Search the listing below for the word "представителя" and copy each line that holds it.

RECORDED DATA:
------------------------------------------------

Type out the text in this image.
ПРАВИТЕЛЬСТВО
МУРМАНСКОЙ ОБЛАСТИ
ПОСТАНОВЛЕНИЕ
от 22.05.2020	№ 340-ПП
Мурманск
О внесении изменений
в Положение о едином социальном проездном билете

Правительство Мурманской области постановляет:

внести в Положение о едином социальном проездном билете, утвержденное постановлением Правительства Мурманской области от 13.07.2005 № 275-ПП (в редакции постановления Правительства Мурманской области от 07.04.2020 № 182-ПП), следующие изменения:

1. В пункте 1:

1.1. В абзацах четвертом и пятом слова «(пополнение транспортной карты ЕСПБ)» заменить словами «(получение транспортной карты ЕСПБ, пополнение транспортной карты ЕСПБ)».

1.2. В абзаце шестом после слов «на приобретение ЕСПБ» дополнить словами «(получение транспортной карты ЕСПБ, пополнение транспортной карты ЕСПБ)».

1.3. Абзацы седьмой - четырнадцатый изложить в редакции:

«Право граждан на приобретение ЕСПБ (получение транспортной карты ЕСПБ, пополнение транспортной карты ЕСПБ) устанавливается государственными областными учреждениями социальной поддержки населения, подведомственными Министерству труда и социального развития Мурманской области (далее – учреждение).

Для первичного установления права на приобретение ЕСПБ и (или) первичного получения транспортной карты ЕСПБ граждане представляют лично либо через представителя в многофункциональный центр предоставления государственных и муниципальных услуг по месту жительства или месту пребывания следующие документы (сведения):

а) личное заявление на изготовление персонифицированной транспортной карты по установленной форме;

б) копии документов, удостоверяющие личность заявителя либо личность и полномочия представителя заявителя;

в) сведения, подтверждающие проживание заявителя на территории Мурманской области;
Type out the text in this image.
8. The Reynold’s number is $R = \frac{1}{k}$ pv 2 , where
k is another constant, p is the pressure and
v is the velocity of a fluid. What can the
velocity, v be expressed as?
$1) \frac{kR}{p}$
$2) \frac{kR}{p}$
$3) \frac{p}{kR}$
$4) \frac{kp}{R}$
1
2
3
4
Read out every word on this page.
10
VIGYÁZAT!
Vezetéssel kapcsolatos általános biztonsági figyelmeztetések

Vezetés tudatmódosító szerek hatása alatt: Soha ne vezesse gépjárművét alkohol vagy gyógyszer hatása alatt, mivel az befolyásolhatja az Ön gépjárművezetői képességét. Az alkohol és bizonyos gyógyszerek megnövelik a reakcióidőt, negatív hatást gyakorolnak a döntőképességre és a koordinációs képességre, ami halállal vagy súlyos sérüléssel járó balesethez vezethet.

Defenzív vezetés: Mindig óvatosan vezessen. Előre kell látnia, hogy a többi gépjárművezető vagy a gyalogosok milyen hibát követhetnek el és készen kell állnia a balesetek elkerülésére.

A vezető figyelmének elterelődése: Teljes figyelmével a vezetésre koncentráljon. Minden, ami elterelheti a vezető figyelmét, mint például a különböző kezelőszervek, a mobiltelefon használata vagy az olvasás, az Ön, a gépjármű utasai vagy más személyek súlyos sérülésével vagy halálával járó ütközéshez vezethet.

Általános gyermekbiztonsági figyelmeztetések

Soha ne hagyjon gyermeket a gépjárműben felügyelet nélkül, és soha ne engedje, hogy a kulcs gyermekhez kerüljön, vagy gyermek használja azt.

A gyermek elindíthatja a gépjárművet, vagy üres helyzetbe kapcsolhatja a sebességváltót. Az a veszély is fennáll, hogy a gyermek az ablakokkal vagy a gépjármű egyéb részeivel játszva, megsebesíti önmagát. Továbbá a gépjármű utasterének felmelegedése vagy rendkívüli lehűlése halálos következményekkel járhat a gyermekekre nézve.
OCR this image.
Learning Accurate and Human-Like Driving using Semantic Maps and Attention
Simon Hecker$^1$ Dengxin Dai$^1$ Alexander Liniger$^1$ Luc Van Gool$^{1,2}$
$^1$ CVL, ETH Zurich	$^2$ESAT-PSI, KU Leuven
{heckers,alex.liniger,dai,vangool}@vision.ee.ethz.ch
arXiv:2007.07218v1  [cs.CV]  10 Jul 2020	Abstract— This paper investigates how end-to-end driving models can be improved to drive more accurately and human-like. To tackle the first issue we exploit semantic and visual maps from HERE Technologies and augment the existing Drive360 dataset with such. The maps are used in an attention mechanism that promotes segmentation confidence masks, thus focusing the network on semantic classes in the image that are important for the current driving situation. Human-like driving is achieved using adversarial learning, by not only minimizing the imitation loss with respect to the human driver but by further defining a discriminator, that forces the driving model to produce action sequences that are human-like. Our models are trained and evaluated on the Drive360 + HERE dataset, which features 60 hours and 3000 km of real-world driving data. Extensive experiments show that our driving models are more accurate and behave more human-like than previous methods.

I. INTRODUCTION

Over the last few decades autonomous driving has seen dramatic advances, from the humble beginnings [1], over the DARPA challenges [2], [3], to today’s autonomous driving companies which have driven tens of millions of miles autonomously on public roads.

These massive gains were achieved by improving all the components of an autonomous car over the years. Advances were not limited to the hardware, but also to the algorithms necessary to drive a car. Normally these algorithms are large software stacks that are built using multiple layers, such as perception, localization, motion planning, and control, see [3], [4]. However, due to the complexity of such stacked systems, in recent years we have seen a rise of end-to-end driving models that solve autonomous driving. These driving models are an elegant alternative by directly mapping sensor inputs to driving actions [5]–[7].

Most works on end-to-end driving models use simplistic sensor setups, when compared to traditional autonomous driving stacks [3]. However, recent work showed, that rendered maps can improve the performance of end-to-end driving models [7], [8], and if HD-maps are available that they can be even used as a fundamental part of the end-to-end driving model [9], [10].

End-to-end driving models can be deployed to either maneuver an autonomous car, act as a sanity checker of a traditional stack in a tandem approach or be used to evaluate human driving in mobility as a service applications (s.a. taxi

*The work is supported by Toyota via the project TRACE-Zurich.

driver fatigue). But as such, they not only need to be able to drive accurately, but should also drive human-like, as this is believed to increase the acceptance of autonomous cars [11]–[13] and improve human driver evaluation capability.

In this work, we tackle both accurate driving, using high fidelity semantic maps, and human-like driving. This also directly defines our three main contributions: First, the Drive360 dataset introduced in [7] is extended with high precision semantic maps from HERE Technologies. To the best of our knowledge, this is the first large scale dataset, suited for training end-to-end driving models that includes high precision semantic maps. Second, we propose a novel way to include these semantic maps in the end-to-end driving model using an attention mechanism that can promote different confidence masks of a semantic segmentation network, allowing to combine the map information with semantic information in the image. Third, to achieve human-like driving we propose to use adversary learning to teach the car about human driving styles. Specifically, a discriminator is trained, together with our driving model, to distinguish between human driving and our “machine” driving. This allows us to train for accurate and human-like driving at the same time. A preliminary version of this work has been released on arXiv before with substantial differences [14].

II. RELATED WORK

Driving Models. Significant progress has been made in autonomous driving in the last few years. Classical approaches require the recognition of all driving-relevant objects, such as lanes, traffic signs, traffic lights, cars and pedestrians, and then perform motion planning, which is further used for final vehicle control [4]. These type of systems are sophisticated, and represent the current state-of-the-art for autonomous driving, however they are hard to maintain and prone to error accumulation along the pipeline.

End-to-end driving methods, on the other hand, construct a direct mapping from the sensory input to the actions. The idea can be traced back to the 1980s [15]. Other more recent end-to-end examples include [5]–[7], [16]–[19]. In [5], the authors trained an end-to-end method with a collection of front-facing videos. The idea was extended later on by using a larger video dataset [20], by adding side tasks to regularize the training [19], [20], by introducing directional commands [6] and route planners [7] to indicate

------------------------------------------------

WORKED ANSWER:
Для первичного установления права на приобретение ЕСПБ и (или) первичного получения транспортной карты ЕСПБ граждане представляют лично либо через представителя в многофункциональный центр предоставления государственных и муниципальных услуг по месту жительства или месту пребывания следующие документы (сведения):
б) копии документов, удостоверяющие личность заявителя либо личность и полномочия представителя заявителя;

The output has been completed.